'''

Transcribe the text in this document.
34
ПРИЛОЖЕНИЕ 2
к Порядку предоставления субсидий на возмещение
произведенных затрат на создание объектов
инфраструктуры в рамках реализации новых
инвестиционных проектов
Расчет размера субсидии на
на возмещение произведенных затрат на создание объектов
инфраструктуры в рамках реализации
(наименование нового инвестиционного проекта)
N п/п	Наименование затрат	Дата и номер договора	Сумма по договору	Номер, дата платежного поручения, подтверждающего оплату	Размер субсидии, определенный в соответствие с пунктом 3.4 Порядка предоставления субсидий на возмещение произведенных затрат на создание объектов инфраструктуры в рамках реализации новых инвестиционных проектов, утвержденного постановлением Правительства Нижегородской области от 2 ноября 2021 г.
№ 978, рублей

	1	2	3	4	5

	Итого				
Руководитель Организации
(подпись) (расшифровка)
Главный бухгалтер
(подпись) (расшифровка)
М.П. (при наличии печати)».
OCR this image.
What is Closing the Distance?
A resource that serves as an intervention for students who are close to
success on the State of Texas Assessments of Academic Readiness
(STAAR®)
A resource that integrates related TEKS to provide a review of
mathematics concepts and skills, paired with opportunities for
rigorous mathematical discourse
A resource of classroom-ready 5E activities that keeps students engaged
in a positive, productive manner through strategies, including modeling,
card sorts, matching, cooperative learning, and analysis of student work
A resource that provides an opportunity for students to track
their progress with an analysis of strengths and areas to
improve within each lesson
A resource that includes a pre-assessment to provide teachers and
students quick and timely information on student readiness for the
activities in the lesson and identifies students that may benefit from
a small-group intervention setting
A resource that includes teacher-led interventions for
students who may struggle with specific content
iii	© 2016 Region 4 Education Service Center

'''

▶ WHAT IS REQUIRED
Copy out all lines where the word "lesson" appears.

▶ RIGHT ANSWER
improve within each lesson
activities in the lesson and identifies students that may benefit from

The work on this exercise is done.